# What is expected
Without the pictures, return each record as it appears.

# Supplied information
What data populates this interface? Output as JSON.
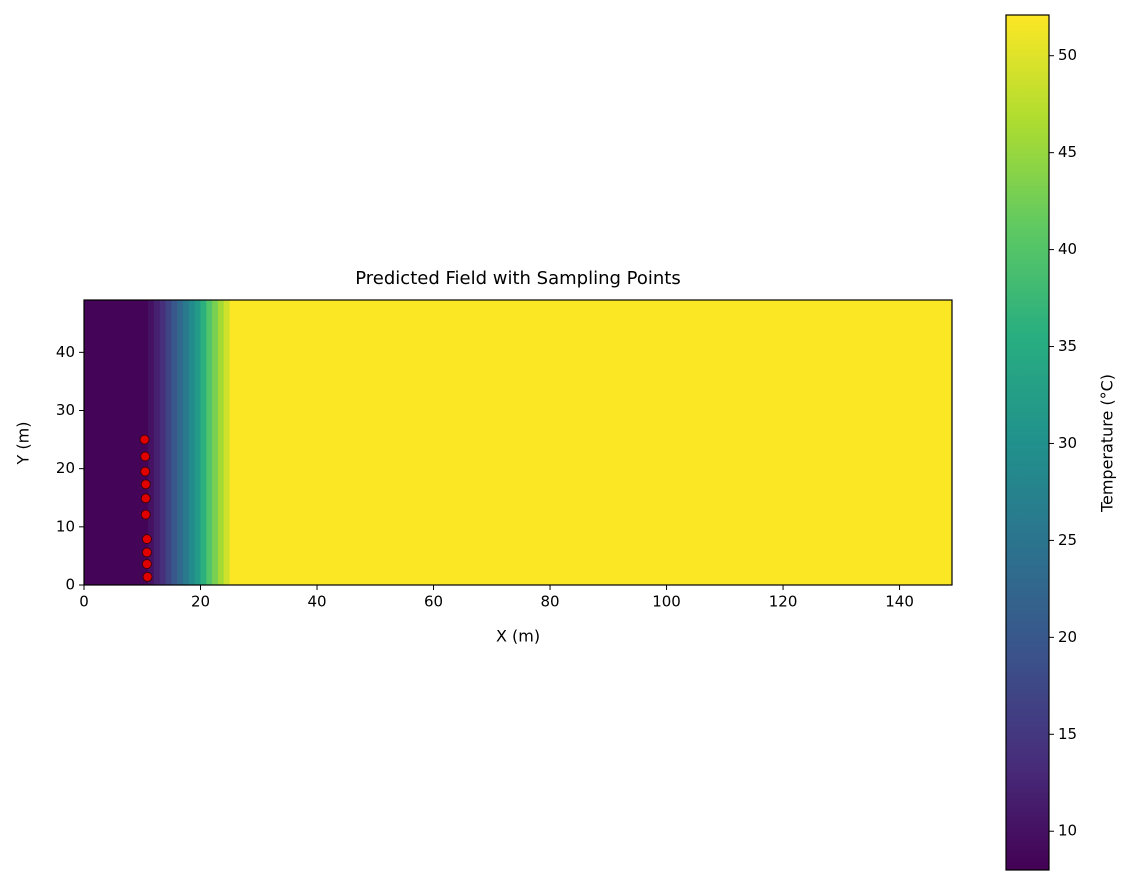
{
  "chart_data": {
    "type": "heatmap",
    "title": "Predicted Field with Sampling Points",
    "x_label": "X (m)",
    "y_label": "Y (m)",
    "x_edges": [
      0,
      11,
      12,
      13,
      14,
      15,
      16,
      17,
      18,
      19,
      20,
      21,
      22,
      23,
      24,
      25,
      149
    ],
    "y_edges": [
      0,
      49
    ],
    "values": [
      8.5,
      10,
      12,
      14,
      17,
      20,
      23,
      26,
      29,
      32,
      36,
      40,
      43,
      46,
      49,
      52
    ],
    "colormap": "viridis",
    "xlim": [
      0,
      149
    ],
    "ylim": [
      0,
      49
    ],
    "xticks": [
      0,
      20,
      40,
      60,
      80,
      100,
      120,
      140
    ],
    "yticks": [
      0,
      10,
      20,
      30,
      40
    ],
    "points": {
      "color": "#e00000",
      "edgecolor": "#3a0000",
      "x": [
        10.4,
        10.5,
        10.5,
        10.6,
        10.6,
        10.6,
        10.8,
        10.8,
        10.8,
        10.9
      ],
      "y": [
        25.0,
        22.1,
        19.5,
        17.3,
        14.9,
        12.1,
        7.9,
        5.6,
        3.6,
        1.4
      ]
    },
    "colorbar": {
      "label": "Temperature (°C)",
      "clim": [
        8,
        52.1
      ],
      "ticks": [
        10,
        15,
        20,
        25,
        30,
        35,
        40,
        45,
        50
      ]
    }
  }
}
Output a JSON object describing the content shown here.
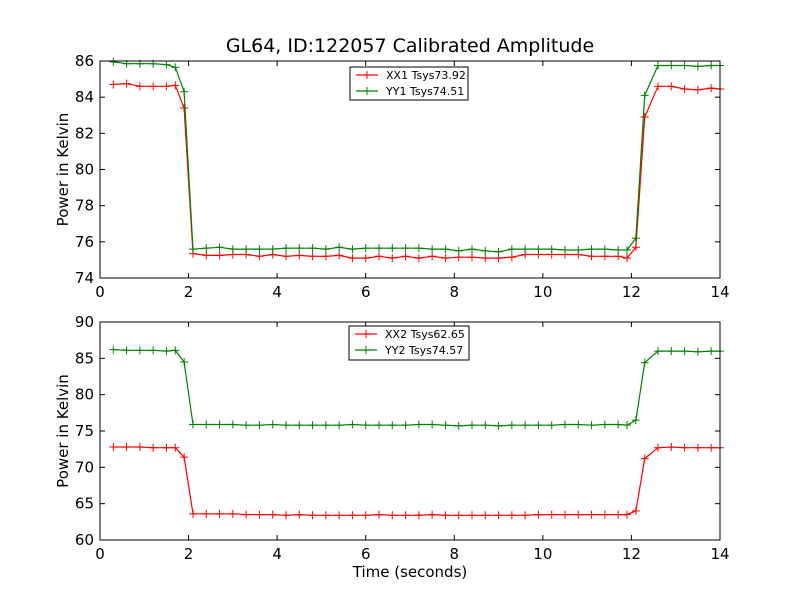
{
  "figure_title": "GL64, ID:122057 Calibrated Amplitude",
  "chart_data": [
    {
      "type": "line",
      "title": "GL64, ID:122057 Calibrated Amplitude",
      "xlabel": "",
      "ylabel": "Power in Kelvin",
      "xlim": [
        0,
        14
      ],
      "ylim": [
        74,
        86
      ],
      "xticks": [
        "0",
        "2",
        "4",
        "6",
        "8",
        "10",
        "12",
        "14"
      ],
      "yticks": [
        "74",
        "76",
        "78",
        "80",
        "82",
        "84",
        "86"
      ],
      "grid": false,
      "legend_position": "top-center",
      "x": [
        0.3,
        0.6,
        0.9,
        1.2,
        1.5,
        1.7,
        1.9,
        2.1,
        2.4,
        2.7,
        3.0,
        3.3,
        3.6,
        3.9,
        4.2,
        4.5,
        4.8,
        5.1,
        5.4,
        5.7,
        6.0,
        6.3,
        6.6,
        6.9,
        7.2,
        7.5,
        7.8,
        8.1,
        8.4,
        8.7,
        9.0,
        9.3,
        9.6,
        9.9,
        10.2,
        10.5,
        10.8,
        11.1,
        11.4,
        11.7,
        11.9,
        12.1,
        12.3,
        12.6,
        12.9,
        13.2,
        13.5,
        13.8,
        14.0
      ],
      "series": [
        {
          "name": "XX1 Tsys73.92",
          "color": "#ff0000",
          "values": [
            84.7,
            84.75,
            84.6,
            84.6,
            84.6,
            84.65,
            83.4,
            75.35,
            75.25,
            75.25,
            75.3,
            75.3,
            75.2,
            75.3,
            75.2,
            75.25,
            75.2,
            75.2,
            75.25,
            75.1,
            75.1,
            75.2,
            75.1,
            75.2,
            75.1,
            75.2,
            75.1,
            75.15,
            75.15,
            75.1,
            75.1,
            75.15,
            75.3,
            75.3,
            75.3,
            75.3,
            75.3,
            75.2,
            75.2,
            75.2,
            75.1,
            75.7,
            82.9,
            84.6,
            84.6,
            84.45,
            84.4,
            84.5,
            84.45
          ]
        },
        {
          "name": "YY1 Tsys74.51",
          "color": "#008000",
          "values": [
            85.95,
            85.85,
            85.85,
            85.85,
            85.8,
            85.65,
            84.3,
            75.6,
            75.65,
            75.7,
            75.6,
            75.6,
            75.6,
            75.6,
            75.65,
            75.65,
            75.65,
            75.6,
            75.7,
            75.6,
            75.65,
            75.65,
            75.65,
            75.65,
            75.65,
            75.6,
            75.6,
            75.5,
            75.6,
            75.5,
            75.45,
            75.6,
            75.6,
            75.6,
            75.6,
            75.55,
            75.55,
            75.6,
            75.6,
            75.55,
            75.55,
            76.2,
            84.1,
            85.75,
            85.75,
            85.75,
            85.7,
            85.75,
            85.75
          ]
        }
      ]
    },
    {
      "type": "line",
      "title": "",
      "xlabel": "Time (seconds)",
      "ylabel": "Power in Kelvin",
      "xlim": [
        0,
        14
      ],
      "ylim": [
        60,
        90
      ],
      "xticks": [
        "0",
        "2",
        "4",
        "6",
        "8",
        "10",
        "12",
        "14"
      ],
      "yticks": [
        "60",
        "65",
        "70",
        "75",
        "80",
        "85",
        "90"
      ],
      "grid": false,
      "legend_position": "top-center",
      "x": [
        0.3,
        0.6,
        0.9,
        1.2,
        1.5,
        1.7,
        1.9,
        2.1,
        2.4,
        2.7,
        3.0,
        3.3,
        3.6,
        3.9,
        4.2,
        4.5,
        4.8,
        5.1,
        5.4,
        5.7,
        6.0,
        6.3,
        6.6,
        6.9,
        7.2,
        7.5,
        7.8,
        8.1,
        8.4,
        8.7,
        9.0,
        9.3,
        9.6,
        9.9,
        10.2,
        10.5,
        10.8,
        11.1,
        11.4,
        11.7,
        11.9,
        12.1,
        12.3,
        12.6,
        12.9,
        13.2,
        13.5,
        13.8,
        14.0
      ],
      "series": [
        {
          "name": "XX2 Tsys62.65",
          "color": "#ff0000",
          "values": [
            72.8,
            72.8,
            72.8,
            72.7,
            72.7,
            72.7,
            71.4,
            63.6,
            63.6,
            63.6,
            63.6,
            63.5,
            63.5,
            63.5,
            63.4,
            63.5,
            63.4,
            63.4,
            63.4,
            63.4,
            63.4,
            63.5,
            63.4,
            63.4,
            63.4,
            63.5,
            63.4,
            63.4,
            63.4,
            63.4,
            63.4,
            63.4,
            63.4,
            63.5,
            63.5,
            63.5,
            63.5,
            63.5,
            63.5,
            63.5,
            63.5,
            64.0,
            71.2,
            72.7,
            72.8,
            72.7,
            72.7,
            72.7,
            72.7
          ]
        },
        {
          "name": "YY2 Tsys74.57",
          "color": "#008000",
          "values": [
            86.2,
            86.1,
            86.1,
            86.1,
            86.0,
            86.1,
            84.5,
            75.9,
            75.9,
            75.9,
            75.9,
            75.8,
            75.8,
            75.9,
            75.8,
            75.8,
            75.8,
            75.8,
            75.8,
            75.9,
            75.8,
            75.8,
            75.8,
            75.8,
            75.9,
            75.9,
            75.8,
            75.7,
            75.8,
            75.8,
            75.7,
            75.8,
            75.8,
            75.8,
            75.8,
            75.9,
            75.9,
            75.8,
            75.9,
            75.9,
            75.8,
            76.5,
            84.4,
            86.0,
            86.0,
            86.0,
            85.9,
            86.0,
            86.0
          ]
        }
      ]
    }
  ]
}
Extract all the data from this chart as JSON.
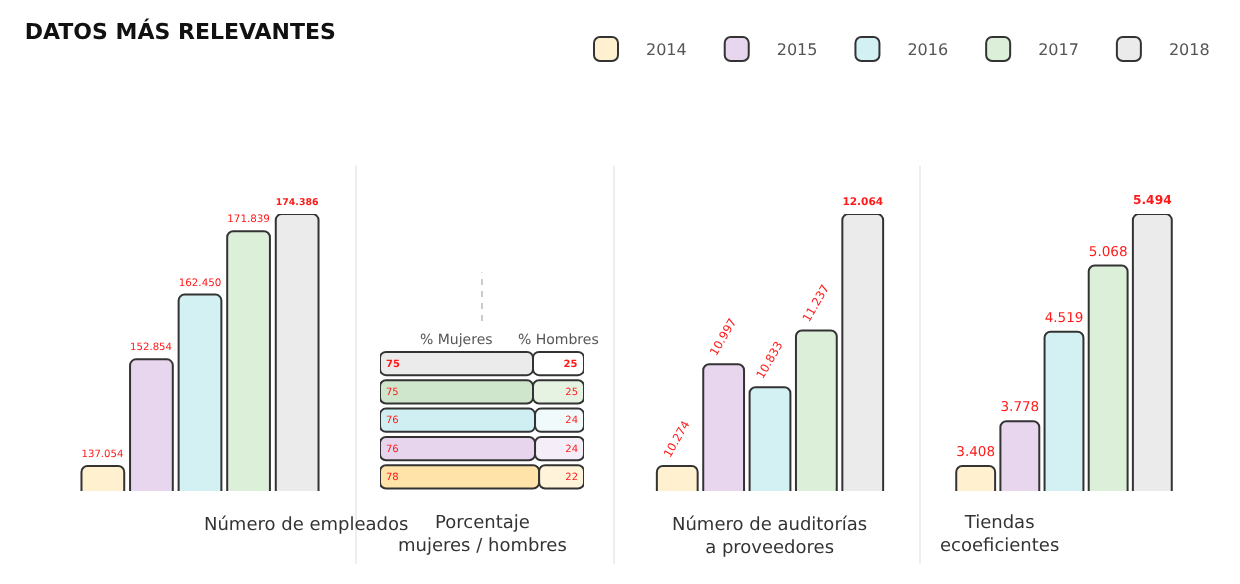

# Solution to this task
What data populates this interface? Output as JSON.
{
  "chart_data": {
    "type": "heatmap",
    "title": "Predicted Field with Sampling Points",
    "x_label": "X (m)",
    "y_label": "Y (m)",
    "x_edges": [
      0,
      11,
      12,
      13,
      14,
      15,
      16,
      17,
      18,
      19,
      20,
      21,
      22,
      23,
      24,
      25,
      149
    ],
    "y_edges": [
      0,
      49
    ],
    "values": [
      8.5,
      10,
      12,
      14,
      17,
      20,
      23,
      26,
      29,
      32,
      36,
      40,
      43,
      46,
      49,
      52
    ],
    "colormap": "viridis",
    "xlim": [
      0,
      149
    ],
    "ylim": [
      0,
      49
    ],
    "xticks": [
      0,
      20,
      40,
      60,
      80,
      100,
      120,
      140
    ],
    "yticks": [
      0,
      10,
      20,
      30,
      40
    ],
    "points": {
      "color": "#e00000",
      "edgecolor": "#3a0000",
      "x": [
        10.4,
        10.5,
        10.5,
        10.6,
        10.6,
        10.6,
        10.8,
        10.8,
        10.8,
        10.9
      ],
      "y": [
        25.0,
        22.1,
        19.5,
        17.3,
        14.9,
        12.1,
        7.9,
        5.6,
        3.6,
        1.4
      ]
    },
    "colorbar": {
      "label": "Temperature (°C)",
      "clim": [
        8,
        52.1
      ],
      "ticks": [
        10,
        15,
        20,
        25,
        30,
        35,
        40,
        45,
        50
      ]
    }
  }
}
Output a JSON object describing the content shown here.
{
  "figure_title": "GL64, ID:122057 Calibrated Amplitude",
  "chart_data": [
    {
      "type": "line",
      "title": "GL64, ID:122057 Calibrated Amplitude",
      "xlabel": "",
      "ylabel": "Power in Kelvin",
      "xlim": [
        0,
        14
      ],
      "ylim": [
        74,
        86
      ],
      "xticks": [
        "0",
        "2",
        "4",
        "6",
        "8",
        "10",
        "12",
        "14"
      ],
      "yticks": [
        "74",
        "76",
        "78",
        "80",
        "82",
        "84",
        "86"
      ],
      "grid": false,
      "legend_position": "top-center",
      "x": [
        0.3,
        0.6,
        0.9,
        1.2,
        1.5,
        1.7,
        1.9,
        2.1,
        2.4,
        2.7,
        3.0,
        3.3,
        3.6,
        3.9,
        4.2,
        4.5,
        4.8,
        5.1,
        5.4,
        5.7,
        6.0,
        6.3,
        6.6,
        6.9,
        7.2,
        7.5,
        7.8,
        8.1,
        8.4,
        8.7,
        9.0,
        9.3,
        9.6,
        9.9,
        10.2,
        10.5,
        10.8,
        11.1,
        11.4,
        11.7,
        11.9,
        12.1,
        12.3,
        12.6,
        12.9,
        13.2,
        13.5,
        13.8,
        14.0
      ],
      "series": [
        {
          "name": "XX1 Tsys73.92",
          "color": "#ff0000",
          "values": [
            84.7,
            84.75,
            84.6,
            84.6,
            84.6,
            84.65,
            83.4,
            75.35,
            75.25,
            75.25,
            75.3,
            75.3,
            75.2,
            75.3,
            75.2,
            75.25,
            75.2,
            75.2,
            75.25,
            75.1,
            75.1,
            75.2,
            75.1,
            75.2,
            75.1,
            75.2,
            75.1,
            75.15,
            75.15,
            75.1,
            75.1,
            75.15,
            75.3,
            75.3,
            75.3,
            75.3,
            75.3,
            75.2,
            75.2,
            75.2,
            75.1,
            75.7,
            82.9,
            84.6,
            84.6,
            84.45,
            84.4,
            84.5,
            84.45
          ]
        },
        {
          "name": "YY1 Tsys74.51",
          "color": "#008000",
          "values": [
            85.95,
            85.85,
            85.85,
            85.85,
            85.8,
            85.65,
            84.3,
            75.6,
            75.65,
            75.7,
            75.6,
            75.6,
            75.6,
            75.6,
            75.65,
            75.65,
            75.65,
            75.6,
            75.7,
            75.6,
            75.65,
            75.65,
            75.65,
            75.65,
            75.65,
            75.6,
            75.6,
            75.5,
            75.6,
            75.5,
            75.45,
            75.6,
            75.6,
            75.6,
            75.6,
            75.55,
            75.55,
            75.6,
            75.6,
            75.55,
            75.55,
            76.2,
            84.1,
            85.75,
            85.75,
            85.75,
            85.7,
            85.75,
            85.75
          ]
        }
      ]
    },
    {
      "type": "line",
      "title": "",
      "xlabel": "Time (seconds)",
      "ylabel": "Power in Kelvin",
      "xlim": [
        0,
        14
      ],
      "ylim": [
        60,
        90
      ],
      "xticks": [
        "0",
        "2",
        "4",
        "6",
        "8",
        "10",
        "12",
        "14"
      ],
      "yticks": [
        "60",
        "65",
        "70",
        "75",
        "80",
        "85",
        "90"
      ],
      "grid": false,
      "legend_position": "top-center",
      "x": [
        0.3,
        0.6,
        0.9,
        1.2,
        1.5,
        1.7,
        1.9,
        2.1,
        2.4,
        2.7,
        3.0,
        3.3,
        3.6,
        3.9,
        4.2,
        4.5,
        4.8,
        5.1,
        5.4,
        5.7,
        6.0,
        6.3,
        6.6,
        6.9,
        7.2,
        7.5,
        7.8,
        8.1,
        8.4,
        8.7,
        9.0,
        9.3,
        9.6,
        9.9,
        10.2,
        10.5,
        10.8,
        11.1,
        11.4,
        11.7,
        11.9,
        12.1,
        12.3,
        12.6,
        12.9,
        13.2,
        13.5,
        13.8,
        14.0
      ],
      "series": [
        {
          "name": "XX2 Tsys62.65",
          "color": "#ff0000",
          "values": [
            72.8,
            72.8,
            72.8,
            72.7,
            72.7,
            72.7,
            71.4,
            63.6,
            63.6,
            63.6,
            63.6,
            63.5,
            63.5,
            63.5,
            63.4,
            63.5,
            63.4,
            63.4,
            63.4,
            63.4,
            63.4,
            63.5,
            63.4,
            63.4,
            63.4,
            63.5,
            63.4,
            63.4,
            63.4,
            63.4,
            63.4,
            63.4,
            63.4,
            63.5,
            63.5,
            63.5,
            63.5,
            63.5,
            63.5,
            63.5,
            63.5,
            64.0,
            71.2,
            72.7,
            72.8,
            72.7,
            72.7,
            72.7,
            72.7
          ]
        },
        {
          "name": "YY2 Tsys74.57",
          "color": "#008000",
          "values": [
            86.2,
            86.1,
            86.1,
            86.1,
            86.0,
            86.1,
            84.5,
            75.9,
            75.9,
            75.9,
            75.9,
            75.8,
            75.8,
            75.9,
            75.8,
            75.8,
            75.8,
            75.8,
            75.8,
            75.9,
            75.8,
            75.8,
            75.8,
            75.8,
            75.9,
            75.9,
            75.8,
            75.7,
            75.8,
            75.8,
            75.7,
            75.8,
            75.8,
            75.8,
            75.8,
            75.9,
            75.9,
            75.8,
            75.9,
            75.9,
            75.8,
            76.5,
            84.4,
            86.0,
            86.0,
            86.0,
            85.9,
            86.0,
            86.0
          ]
        }
      ]
    }
  ]
}
Extract all the data from this chart as JSON.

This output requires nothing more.